------ Record set ------

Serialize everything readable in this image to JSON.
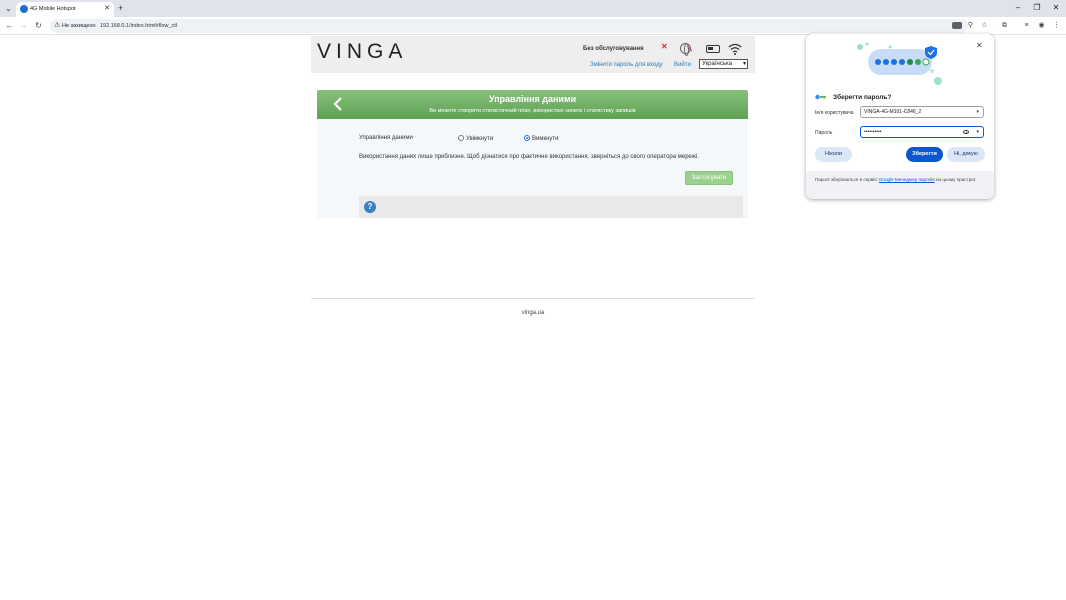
{
  "browser": {
    "tab_title": "4G Mobile Hotspot",
    "address_security": "Не захищено",
    "address_url": "192.168.0.1/index.html#flow_ctl"
  },
  "router": {
    "logo": "VINGA",
    "network_status": "Без обслуговування",
    "change_password_link": "Змінити пароль для входу",
    "logout_link": "Вийти",
    "language_selected": "Українська",
    "panel_title": "Управління даними",
    "panel_subtitle": "Ви можете створити статистичний план, використані запити і статистику запишів",
    "data_mgmt_label": "Управління даними",
    "option_enable": "Увімкнути",
    "option_disable": "Вимкнути",
    "selected_option": "disable",
    "note": "Використання даних лише приблизне. Щоб дізнатися про фактичне використання, зверніться до свого оператора мережі.",
    "apply_button": "Застосувати",
    "footer": "vinga.ua"
  },
  "password_popup": {
    "title": "Зберегти пароль?",
    "username_label": "Ім'я користувача",
    "username_value": "VINGA-4G-M101-C846_2",
    "password_label": "Пароль",
    "password_value": "••••••••••",
    "never_button": "Ніколи",
    "save_button": "Зберегти",
    "no_thanks_button": "Ні, дякую",
    "footer_prefix": "Паролі зберігаються в сервісі ",
    "footer_link": "Google Менеджер паролів",
    "footer_suffix": " на цьому пристрої."
  },
  "colors": {
    "accent_green": "#6aab5f",
    "link_blue": "#2e7db8",
    "google_blue": "#0b57d0"
  }
}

------

(Written request)
Report how many lines in the listing include the word "Управління". Give nothing but the count.

(Solution)
2